### What the exercise asks
Output the material word for word. Leave each picture out.

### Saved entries

-- BEGIN --

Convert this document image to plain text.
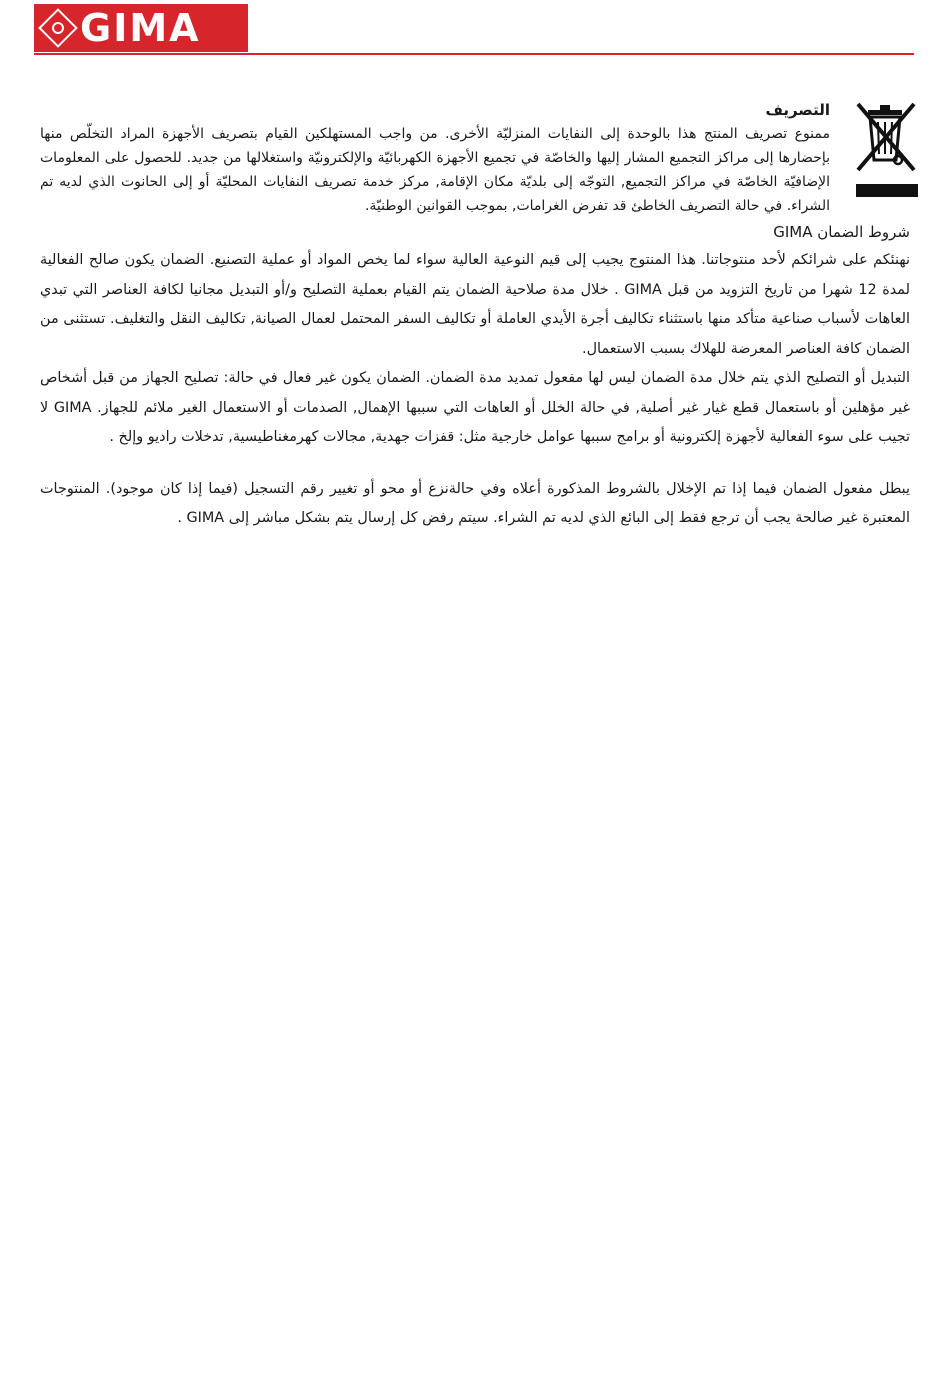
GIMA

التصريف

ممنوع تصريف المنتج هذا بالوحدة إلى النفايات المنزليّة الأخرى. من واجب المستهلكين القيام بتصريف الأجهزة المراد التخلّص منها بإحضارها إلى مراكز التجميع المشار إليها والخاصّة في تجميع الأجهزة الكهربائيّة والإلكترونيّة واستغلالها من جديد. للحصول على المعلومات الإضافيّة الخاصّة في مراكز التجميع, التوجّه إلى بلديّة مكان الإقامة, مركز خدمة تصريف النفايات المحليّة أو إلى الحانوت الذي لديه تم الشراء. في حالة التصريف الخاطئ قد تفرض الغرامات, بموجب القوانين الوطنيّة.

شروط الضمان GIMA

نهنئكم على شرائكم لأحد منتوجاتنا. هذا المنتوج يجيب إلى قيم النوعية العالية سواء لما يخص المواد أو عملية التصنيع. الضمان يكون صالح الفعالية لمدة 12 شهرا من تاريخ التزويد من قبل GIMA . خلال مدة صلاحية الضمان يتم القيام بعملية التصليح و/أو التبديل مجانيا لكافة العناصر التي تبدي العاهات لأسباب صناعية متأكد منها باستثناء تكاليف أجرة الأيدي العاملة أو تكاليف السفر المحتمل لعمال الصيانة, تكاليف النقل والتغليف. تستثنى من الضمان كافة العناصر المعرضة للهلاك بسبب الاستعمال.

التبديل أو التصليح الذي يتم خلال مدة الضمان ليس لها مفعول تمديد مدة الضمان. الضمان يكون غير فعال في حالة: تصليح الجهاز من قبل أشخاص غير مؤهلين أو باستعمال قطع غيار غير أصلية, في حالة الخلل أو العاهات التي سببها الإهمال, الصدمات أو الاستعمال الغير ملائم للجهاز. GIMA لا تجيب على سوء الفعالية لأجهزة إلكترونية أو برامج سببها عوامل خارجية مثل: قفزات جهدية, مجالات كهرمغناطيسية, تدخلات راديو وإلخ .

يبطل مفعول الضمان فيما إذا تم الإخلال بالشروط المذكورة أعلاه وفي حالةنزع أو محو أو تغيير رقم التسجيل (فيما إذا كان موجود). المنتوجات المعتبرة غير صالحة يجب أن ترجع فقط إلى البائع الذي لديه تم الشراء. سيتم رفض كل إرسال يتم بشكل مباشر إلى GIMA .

-- END --

### Answer to the exercise
Convert this document image to plain text.
GIMA

التصريف

ممنوع تصريف المنتج هذا بالوحدة إلى النفايات المنزليّة الأخرى. من واجب المستهلكين القيام بتصريف الأجهزة المراد التخلّص منها بإحضارها إلى مراكز التجميع المشار إليها والخاصّة في تجميع الأجهزة الكهربائيّة والإلكترونيّة واستغلالها من جديد. للحصول على المعلومات الإضافيّة الخاصّة في مراكز التجميع, التوجّه إلى بلديّة مكان الإقامة, مركز خدمة تصريف النفايات المحليّة أو إلى الحانوت الذي لديه تم الشراء. في حالة التصريف الخاطئ قد تفرض الغرامات, بموجب القوانين الوطنيّة.

شروط الضمان GIMA

نهنئكم على شرائكم لأحد منتوجاتنا. هذا المنتوج يجيب إلى قيم النوعية العالية سواء لما يخص المواد أو عملية التصنيع. الضمان يكون صالح الفعالية لمدة 12 شهرا من تاريخ التزويد من قبل GIMA . خلال مدة صلاحية الضمان يتم القيام بعملية التصليح و/أو التبديل مجانيا لكافة العناصر التي تبدي العاهات لأسباب صناعية متأكد منها باستثناء تكاليف أجرة الأيدي العاملة أو تكاليف السفر المحتمل لعمال الصيانة, تكاليف النقل والتغليف. تستثنى من الضمان كافة العناصر المعرضة للهلاك بسبب الاستعمال.

التبديل أو التصليح الذي يتم خلال مدة الضمان ليس لها مفعول تمديد مدة الضمان. الضمان يكون غير فعال في حالة: تصليح الجهاز من قبل أشخاص غير مؤهلين أو باستعمال قطع غيار غير أصلية, في حالة الخلل أو العاهات التي سببها الإهمال, الصدمات أو الاستعمال الغير ملائم للجهاز. GIMA لا تجيب على سوء الفعالية لأجهزة إلكترونية أو برامج سببها عوامل خارجية مثل: قفزات جهدية, مجالات كهرمغناطيسية, تدخلات راديو وإلخ .

يبطل مفعول الضمان فيما إذا تم الإخلال بالشروط المذكورة أعلاه وفي حالةنزع أو محو أو تغيير رقم التسجيل (فيما إذا كان موجود). المنتوجات المعتبرة غير صالحة يجب أن ترجع فقط إلى البائع الذي لديه تم الشراء. سيتم رفض كل إرسال يتم بشكل مباشر إلى GIMA .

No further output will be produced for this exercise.